» Task material:
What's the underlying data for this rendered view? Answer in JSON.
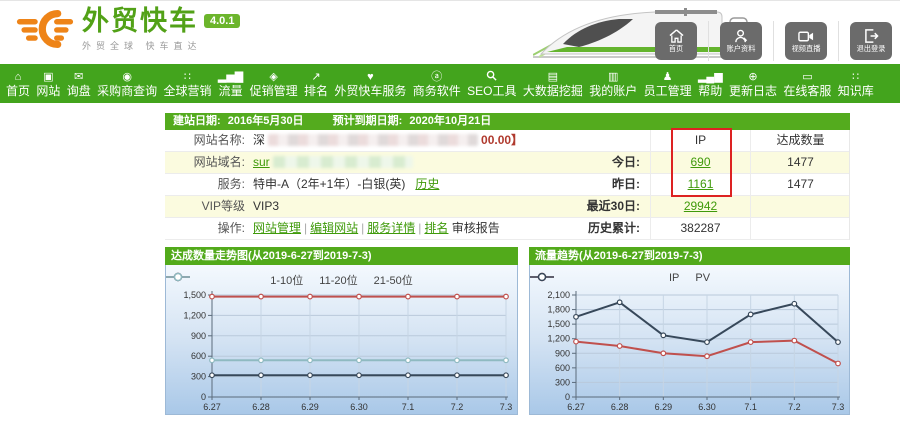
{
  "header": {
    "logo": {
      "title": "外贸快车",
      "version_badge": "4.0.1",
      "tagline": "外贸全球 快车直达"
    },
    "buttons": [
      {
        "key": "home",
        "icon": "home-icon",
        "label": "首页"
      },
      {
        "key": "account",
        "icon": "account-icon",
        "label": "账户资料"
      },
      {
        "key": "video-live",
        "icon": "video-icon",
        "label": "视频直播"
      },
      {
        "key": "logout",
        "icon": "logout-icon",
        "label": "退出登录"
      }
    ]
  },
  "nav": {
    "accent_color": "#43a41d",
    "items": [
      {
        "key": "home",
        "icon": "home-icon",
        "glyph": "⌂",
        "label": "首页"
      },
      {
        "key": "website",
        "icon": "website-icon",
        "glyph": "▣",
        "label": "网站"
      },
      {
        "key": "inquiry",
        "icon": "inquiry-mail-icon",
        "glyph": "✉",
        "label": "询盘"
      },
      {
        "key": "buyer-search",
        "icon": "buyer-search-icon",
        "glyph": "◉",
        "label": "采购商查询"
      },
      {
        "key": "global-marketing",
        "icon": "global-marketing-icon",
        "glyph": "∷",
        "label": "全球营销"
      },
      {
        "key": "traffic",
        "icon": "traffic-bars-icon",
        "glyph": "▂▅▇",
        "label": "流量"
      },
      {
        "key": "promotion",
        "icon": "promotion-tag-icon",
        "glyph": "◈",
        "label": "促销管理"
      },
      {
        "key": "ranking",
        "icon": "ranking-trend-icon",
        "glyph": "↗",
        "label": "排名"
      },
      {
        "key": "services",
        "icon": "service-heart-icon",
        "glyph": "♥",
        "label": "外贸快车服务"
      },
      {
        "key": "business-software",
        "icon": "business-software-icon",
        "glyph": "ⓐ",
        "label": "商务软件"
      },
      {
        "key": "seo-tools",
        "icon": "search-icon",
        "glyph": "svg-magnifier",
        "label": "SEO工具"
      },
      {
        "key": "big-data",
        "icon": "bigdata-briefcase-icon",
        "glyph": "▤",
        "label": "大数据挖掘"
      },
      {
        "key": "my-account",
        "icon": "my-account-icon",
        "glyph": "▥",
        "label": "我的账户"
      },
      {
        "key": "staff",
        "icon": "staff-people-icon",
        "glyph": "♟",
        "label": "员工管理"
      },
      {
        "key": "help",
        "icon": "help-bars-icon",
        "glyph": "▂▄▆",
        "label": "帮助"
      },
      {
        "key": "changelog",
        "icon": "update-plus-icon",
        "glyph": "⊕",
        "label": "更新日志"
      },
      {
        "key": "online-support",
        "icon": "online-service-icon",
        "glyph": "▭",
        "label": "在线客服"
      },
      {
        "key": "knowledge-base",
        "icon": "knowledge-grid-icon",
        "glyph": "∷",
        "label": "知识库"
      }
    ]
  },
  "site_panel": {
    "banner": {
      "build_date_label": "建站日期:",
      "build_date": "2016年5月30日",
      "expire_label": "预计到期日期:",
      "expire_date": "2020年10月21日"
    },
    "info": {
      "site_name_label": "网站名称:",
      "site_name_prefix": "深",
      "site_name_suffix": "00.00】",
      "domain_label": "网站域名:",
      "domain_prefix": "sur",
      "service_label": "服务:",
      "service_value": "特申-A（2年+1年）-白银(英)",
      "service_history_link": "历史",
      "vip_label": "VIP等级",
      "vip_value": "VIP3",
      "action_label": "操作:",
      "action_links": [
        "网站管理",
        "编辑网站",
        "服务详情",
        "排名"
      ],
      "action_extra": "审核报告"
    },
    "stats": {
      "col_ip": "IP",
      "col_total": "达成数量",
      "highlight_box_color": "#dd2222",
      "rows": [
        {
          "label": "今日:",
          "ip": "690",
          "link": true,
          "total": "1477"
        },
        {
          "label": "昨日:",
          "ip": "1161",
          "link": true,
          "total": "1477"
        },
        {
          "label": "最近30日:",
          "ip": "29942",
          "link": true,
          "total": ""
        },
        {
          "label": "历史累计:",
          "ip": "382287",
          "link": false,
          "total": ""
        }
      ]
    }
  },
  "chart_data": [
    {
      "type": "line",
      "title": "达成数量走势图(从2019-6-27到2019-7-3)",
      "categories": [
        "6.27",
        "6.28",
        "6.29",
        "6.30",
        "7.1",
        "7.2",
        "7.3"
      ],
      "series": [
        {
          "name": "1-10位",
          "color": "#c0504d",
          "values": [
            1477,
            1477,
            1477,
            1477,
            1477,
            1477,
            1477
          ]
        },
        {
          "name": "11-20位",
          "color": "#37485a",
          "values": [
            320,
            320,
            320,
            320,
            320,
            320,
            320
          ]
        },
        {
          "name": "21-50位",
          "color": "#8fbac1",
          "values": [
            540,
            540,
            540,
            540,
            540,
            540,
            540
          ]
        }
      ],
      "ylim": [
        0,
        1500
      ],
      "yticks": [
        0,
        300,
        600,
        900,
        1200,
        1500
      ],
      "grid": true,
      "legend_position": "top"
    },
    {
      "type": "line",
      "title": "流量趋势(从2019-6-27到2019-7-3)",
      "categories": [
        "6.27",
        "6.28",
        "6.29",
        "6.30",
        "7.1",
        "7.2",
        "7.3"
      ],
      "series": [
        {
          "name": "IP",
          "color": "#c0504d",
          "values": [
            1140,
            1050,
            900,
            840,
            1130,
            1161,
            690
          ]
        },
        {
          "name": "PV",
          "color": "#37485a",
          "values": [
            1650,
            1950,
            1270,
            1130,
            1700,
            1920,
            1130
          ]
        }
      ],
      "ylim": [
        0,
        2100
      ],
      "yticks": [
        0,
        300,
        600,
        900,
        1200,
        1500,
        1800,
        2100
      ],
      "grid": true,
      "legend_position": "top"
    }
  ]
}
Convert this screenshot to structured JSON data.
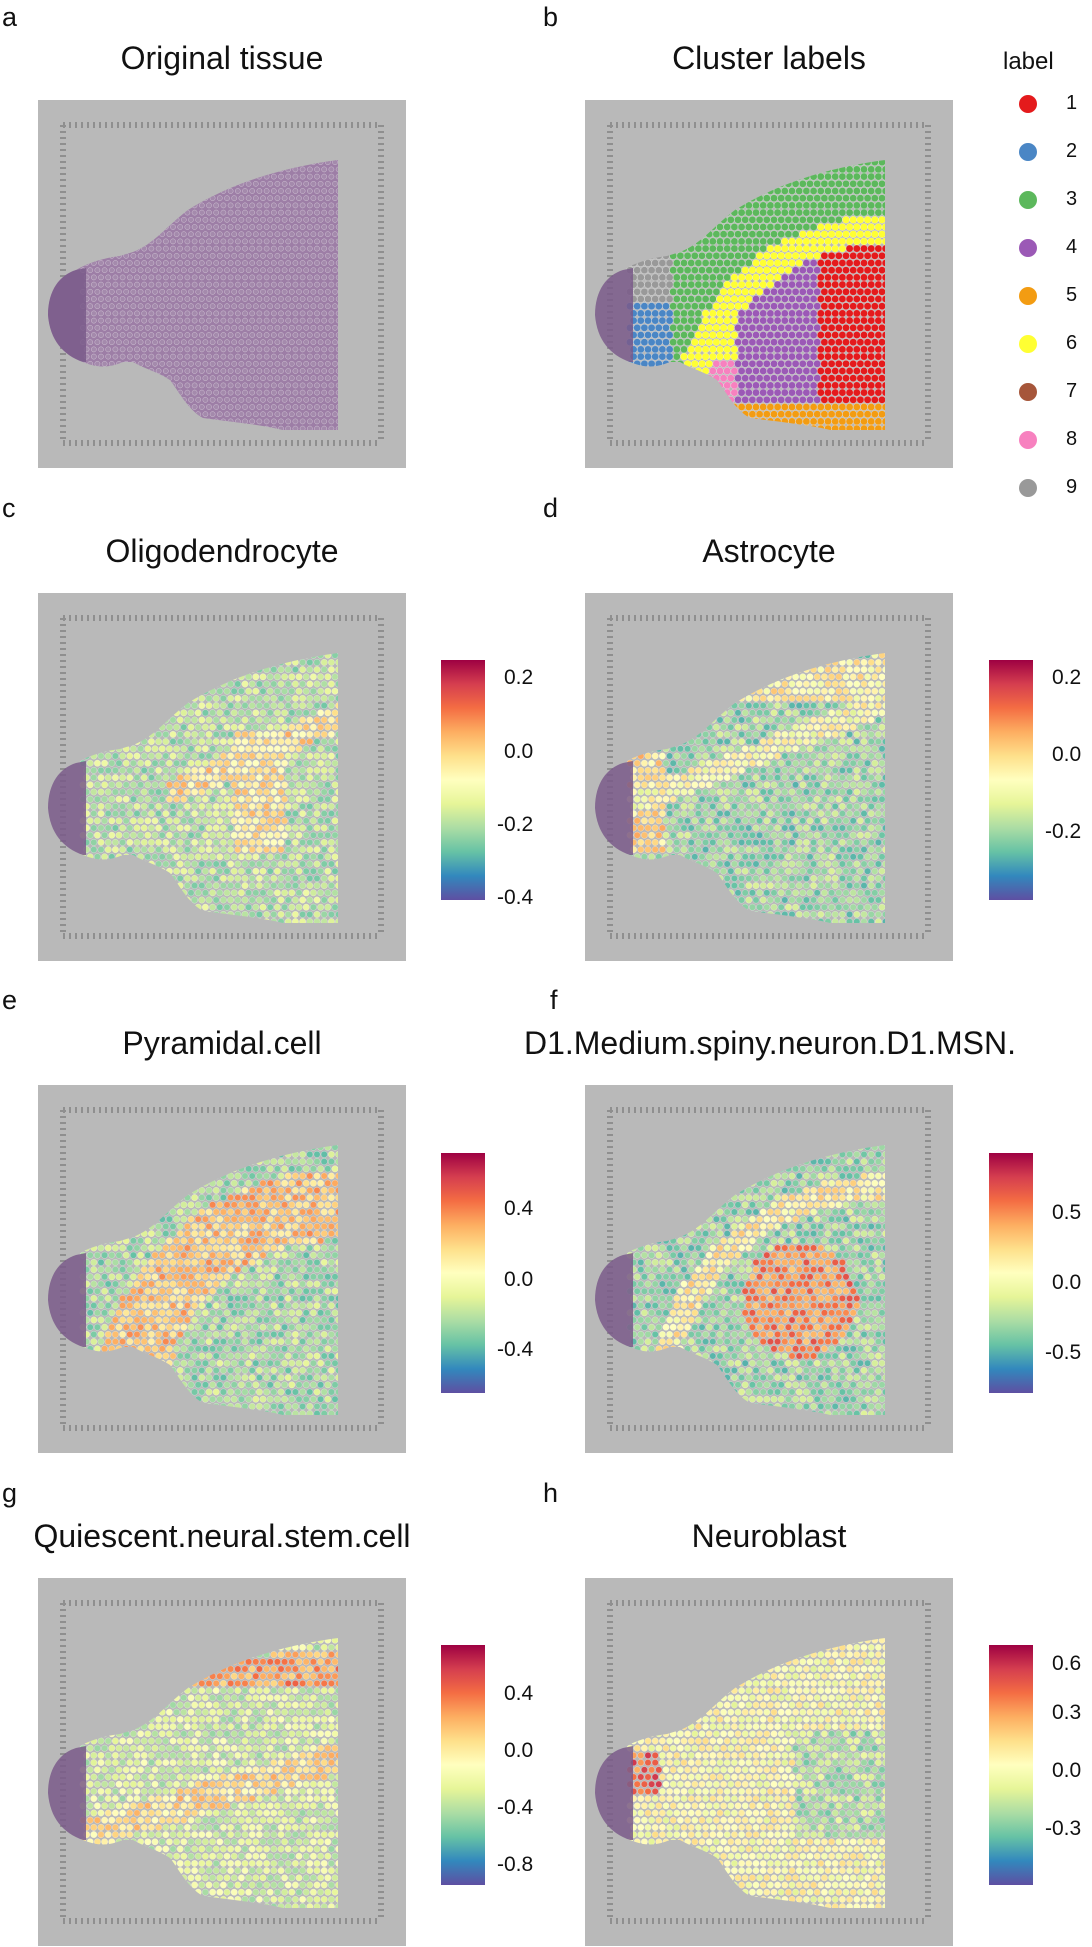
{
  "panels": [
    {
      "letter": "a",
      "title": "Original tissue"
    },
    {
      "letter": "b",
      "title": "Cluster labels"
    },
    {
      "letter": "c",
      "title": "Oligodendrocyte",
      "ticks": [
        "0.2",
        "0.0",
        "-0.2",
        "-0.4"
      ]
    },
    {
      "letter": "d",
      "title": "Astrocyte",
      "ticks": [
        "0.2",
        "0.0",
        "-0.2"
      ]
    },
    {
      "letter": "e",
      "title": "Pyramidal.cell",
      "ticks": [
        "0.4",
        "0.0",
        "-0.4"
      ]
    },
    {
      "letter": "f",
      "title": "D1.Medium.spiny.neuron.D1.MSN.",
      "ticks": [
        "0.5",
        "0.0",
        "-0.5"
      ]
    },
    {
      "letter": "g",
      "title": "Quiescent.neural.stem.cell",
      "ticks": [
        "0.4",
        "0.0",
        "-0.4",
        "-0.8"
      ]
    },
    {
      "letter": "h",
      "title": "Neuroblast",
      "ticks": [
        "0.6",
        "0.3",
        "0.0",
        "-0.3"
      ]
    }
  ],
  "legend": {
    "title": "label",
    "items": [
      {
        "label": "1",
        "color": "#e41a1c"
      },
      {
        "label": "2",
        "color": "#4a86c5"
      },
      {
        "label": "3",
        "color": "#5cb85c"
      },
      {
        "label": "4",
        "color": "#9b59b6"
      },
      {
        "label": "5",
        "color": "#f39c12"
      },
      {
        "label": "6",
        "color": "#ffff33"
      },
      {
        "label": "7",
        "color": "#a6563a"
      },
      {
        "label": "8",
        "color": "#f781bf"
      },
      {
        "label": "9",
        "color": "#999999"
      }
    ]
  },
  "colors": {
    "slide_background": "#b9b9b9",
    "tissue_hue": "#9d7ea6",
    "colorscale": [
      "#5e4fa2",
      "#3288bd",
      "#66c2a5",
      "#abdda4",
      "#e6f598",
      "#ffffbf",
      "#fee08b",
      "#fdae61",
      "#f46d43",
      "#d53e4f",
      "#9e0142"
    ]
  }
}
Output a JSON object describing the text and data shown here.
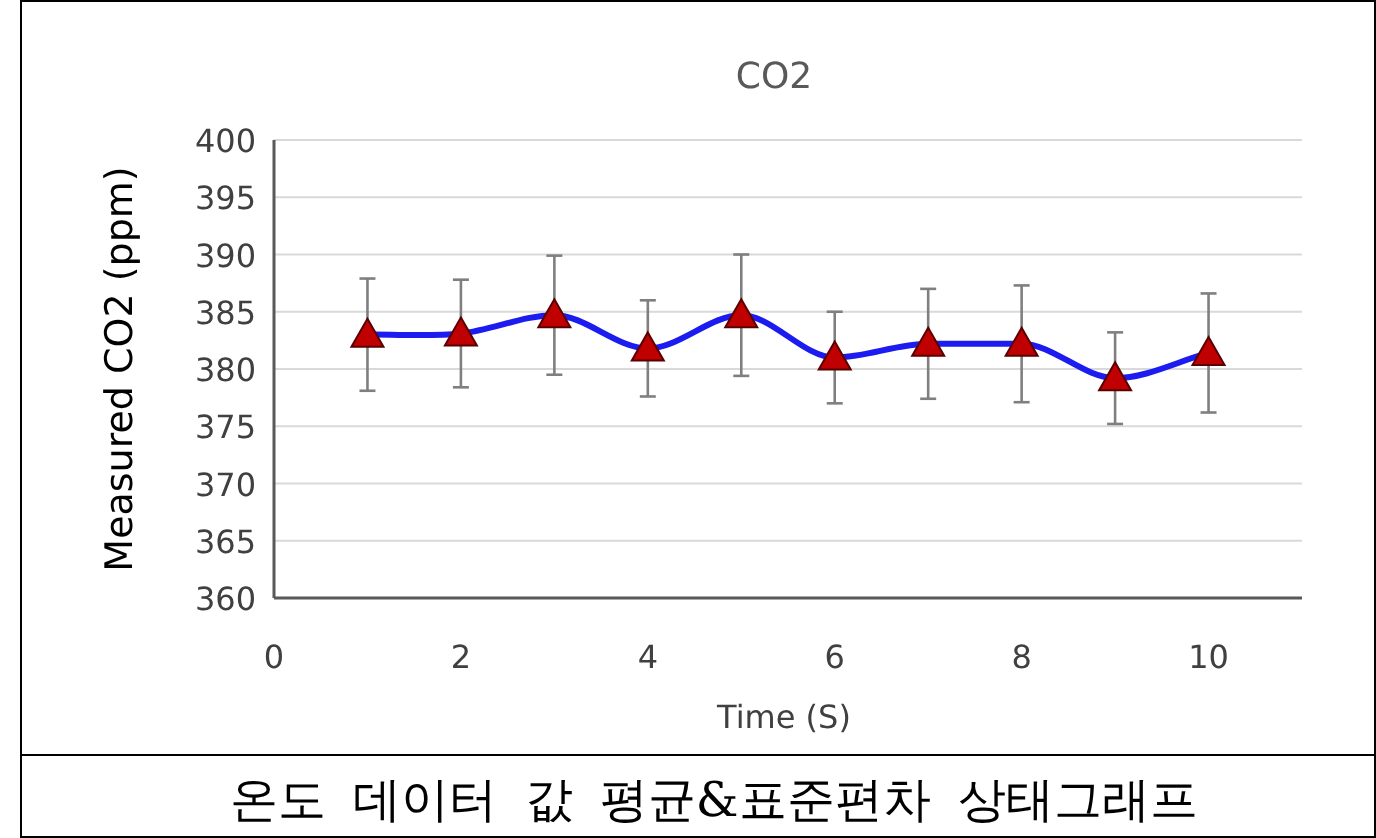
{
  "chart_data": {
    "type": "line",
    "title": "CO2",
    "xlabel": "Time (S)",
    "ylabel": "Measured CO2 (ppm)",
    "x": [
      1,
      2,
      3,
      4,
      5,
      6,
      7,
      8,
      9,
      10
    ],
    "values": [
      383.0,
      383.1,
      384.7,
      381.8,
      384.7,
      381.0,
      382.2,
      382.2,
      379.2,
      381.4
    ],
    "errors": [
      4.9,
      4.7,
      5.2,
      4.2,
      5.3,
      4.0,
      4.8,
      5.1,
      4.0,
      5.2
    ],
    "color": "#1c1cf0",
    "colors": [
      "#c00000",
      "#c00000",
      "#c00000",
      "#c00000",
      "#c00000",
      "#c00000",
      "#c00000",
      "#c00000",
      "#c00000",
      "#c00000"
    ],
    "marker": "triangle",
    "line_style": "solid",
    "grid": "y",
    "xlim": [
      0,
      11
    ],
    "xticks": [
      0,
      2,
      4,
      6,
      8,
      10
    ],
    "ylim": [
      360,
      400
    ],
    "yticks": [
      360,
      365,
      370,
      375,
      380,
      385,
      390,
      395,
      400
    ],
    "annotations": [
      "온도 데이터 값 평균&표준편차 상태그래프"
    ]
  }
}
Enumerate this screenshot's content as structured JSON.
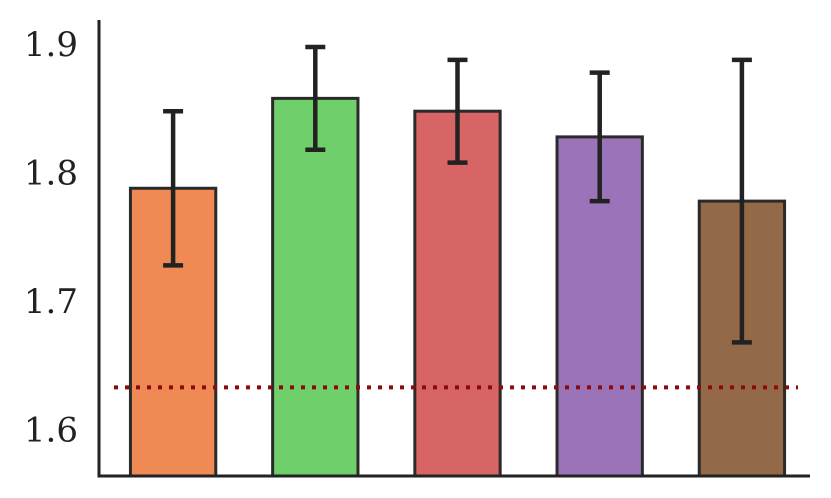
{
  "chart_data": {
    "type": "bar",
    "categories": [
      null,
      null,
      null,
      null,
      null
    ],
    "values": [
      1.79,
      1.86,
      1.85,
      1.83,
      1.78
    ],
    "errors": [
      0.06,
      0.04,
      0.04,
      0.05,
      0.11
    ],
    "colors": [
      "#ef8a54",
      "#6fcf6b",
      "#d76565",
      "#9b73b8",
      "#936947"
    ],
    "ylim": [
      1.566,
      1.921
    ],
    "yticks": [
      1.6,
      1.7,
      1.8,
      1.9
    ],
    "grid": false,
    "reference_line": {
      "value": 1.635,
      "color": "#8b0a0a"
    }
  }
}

» Instructions for the task: Pull every line containing the word "software" out of the material and copy it.

» Answer below:
        "key": "business-software",
        "icon": "business-software-icon",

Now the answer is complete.